Please give back the listing below in full. Change nothing.
[Data to process]
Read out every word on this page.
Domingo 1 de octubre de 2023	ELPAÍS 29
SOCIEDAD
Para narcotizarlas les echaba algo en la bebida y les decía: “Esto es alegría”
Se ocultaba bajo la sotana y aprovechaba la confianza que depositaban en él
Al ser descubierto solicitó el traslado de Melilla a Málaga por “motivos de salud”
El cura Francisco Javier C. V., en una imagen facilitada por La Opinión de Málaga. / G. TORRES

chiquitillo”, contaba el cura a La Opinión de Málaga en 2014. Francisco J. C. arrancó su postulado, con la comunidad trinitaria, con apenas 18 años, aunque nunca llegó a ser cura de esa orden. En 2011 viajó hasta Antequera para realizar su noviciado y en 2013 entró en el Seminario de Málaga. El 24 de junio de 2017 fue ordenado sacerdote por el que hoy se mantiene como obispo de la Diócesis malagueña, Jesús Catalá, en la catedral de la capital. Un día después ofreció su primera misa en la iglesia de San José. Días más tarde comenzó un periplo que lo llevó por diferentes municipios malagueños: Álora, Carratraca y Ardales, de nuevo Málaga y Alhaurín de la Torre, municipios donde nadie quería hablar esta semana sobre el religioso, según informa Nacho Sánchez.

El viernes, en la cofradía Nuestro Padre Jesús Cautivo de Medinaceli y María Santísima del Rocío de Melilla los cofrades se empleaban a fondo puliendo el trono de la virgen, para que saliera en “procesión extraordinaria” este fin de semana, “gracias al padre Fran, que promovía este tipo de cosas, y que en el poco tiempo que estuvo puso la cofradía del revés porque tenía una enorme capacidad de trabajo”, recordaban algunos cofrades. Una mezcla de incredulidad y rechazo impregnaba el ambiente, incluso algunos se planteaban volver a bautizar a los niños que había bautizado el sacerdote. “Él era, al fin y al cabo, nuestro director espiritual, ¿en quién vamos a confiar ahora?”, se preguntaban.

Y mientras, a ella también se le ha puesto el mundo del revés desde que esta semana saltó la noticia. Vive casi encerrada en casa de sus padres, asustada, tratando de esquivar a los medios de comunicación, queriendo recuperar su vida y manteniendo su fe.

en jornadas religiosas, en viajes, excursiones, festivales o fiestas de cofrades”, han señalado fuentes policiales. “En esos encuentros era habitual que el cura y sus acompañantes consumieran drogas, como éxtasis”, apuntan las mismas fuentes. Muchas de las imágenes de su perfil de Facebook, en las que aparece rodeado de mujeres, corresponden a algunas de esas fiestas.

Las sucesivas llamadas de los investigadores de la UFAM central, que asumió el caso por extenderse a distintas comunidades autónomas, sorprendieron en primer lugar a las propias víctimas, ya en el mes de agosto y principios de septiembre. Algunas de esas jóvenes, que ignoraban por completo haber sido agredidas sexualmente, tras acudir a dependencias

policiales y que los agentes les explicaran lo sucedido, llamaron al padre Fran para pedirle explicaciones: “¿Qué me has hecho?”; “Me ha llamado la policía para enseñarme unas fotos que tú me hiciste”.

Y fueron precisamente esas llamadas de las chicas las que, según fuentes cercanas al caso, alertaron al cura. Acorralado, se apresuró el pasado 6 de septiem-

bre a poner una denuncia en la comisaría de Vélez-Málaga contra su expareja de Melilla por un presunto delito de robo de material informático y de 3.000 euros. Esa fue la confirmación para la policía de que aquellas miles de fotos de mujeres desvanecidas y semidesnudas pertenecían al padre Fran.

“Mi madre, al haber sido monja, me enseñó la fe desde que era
[/Data to process]
Result of the exercise:
Read out every word on this page.
Domingo 1 de octubre de 2023	ELPAÍS 29
SOCIEDAD
Para narcotizarlas les echaba algo en la bebida y les decía: “Esto es alegría”
Se ocultaba bajo la sotana y aprovechaba la confianza que depositaban en él
Al ser descubierto solicitó el traslado de Melilla a Málaga por “motivos de salud”
El cura Francisco Javier C. V., en una imagen facilitada por La Opinión de Málaga. / G. TORRES

chiquitillo”, contaba el cura a La Opinión de Málaga en 2014. Francisco J. C. arrancó su postulado, con la comunidad trinitaria, con apenas 18 años, aunque nunca llegó a ser cura de esa orden. En 2011 viajó hasta Antequera para realizar su noviciado y en 2013 entró en el Seminario de Málaga. El 24 de junio de 2017 fue ordenado sacerdote por el que hoy se mantiene como obispo de la Diócesis malagueña, Jesús Catalá, en la catedral de la capital. Un día después ofreció su primera misa en la iglesia de San José. Días más tarde comenzó un periplo que lo llevó por diferentes municipios malagueños: Álora, Carratraca y Ardales, de nuevo Málaga y Alhaurín de la Torre, municipios donde nadie quería hablar esta semana sobre el religioso, según informa Nacho Sánchez.

El viernes, en la cofradía Nuestro Padre Jesús Cautivo de Medinaceli y María Santísima del Rocío de Melilla los cofrades se empleaban a fondo puliendo el trono de la virgen, para que saliera en “procesión extraordinaria” este fin de semana, “gracias al padre Fran, que promovía este tipo de cosas, y que en el poco tiempo que estuvo puso la cofradía del revés porque tenía una enorme capacidad de trabajo”, recordaban algunos cofrades. Una mezcla de incredulidad y rechazo impregnaba el ambiente, incluso algunos se planteaban volver a bautizar a los niños que había bautizado el sacerdote. “Él era, al fin y al cabo, nuestro director espiritual, ¿en quién vamos a confiar ahora?”, se preguntaban.

Y mientras, a ella también se le ha puesto el mundo del revés desde que esta semana saltó la noticia. Vive casi encerrada en casa de sus padres, asustada, tratando de esquivar a los medios de comunicación, queriendo recuperar su vida y manteniendo su fe.

en jornadas religiosas, en viajes, excursiones, festivales o fiestas de cofrades”, han señalado fuentes policiales. “En esos encuentros era habitual que el cura y sus acompañantes consumieran drogas, como éxtasis”, apuntan las mismas fuentes. Muchas de las imágenes de su perfil de Facebook, en las que aparece rodeado de mujeres, corresponden a algunas de esas fiestas.

Las sucesivas llamadas de los investigadores de la UFAM central, que asumió el caso por extenderse a distintas comunidades autónomas, sorprendieron en primer lugar a las propias víctimas, ya en el mes de agosto y principios de septiembre. Algunas de esas jóvenes, que ignoraban por completo haber sido agredidas sexualmente, tras acudir a dependencias

policiales y que los agentes les explicaran lo sucedido, llamaron al padre Fran para pedirle explicaciones: “¿Qué me has hecho?”; “Me ha llamado la policía para enseñarme unas fotos que tú me hiciste”.

Y fueron precisamente esas llamadas de las chicas las que, según fuentes cercanas al caso, alertaron al cura. Acorralado, se apresuró el pasado 6 de septiem-

bre a poner una denuncia en la comisaría de Vélez-Málaga contra su expareja de Melilla por un presunto delito de robo de material informático y de 3.000 euros. Esa fue la confirmación para la policía de que aquellas miles de fotos de mujeres desvanecidas y semidesnudas pertenecían al padre Fran.

“Mi madre, al haber sido monja, me enseñó la fe desde que era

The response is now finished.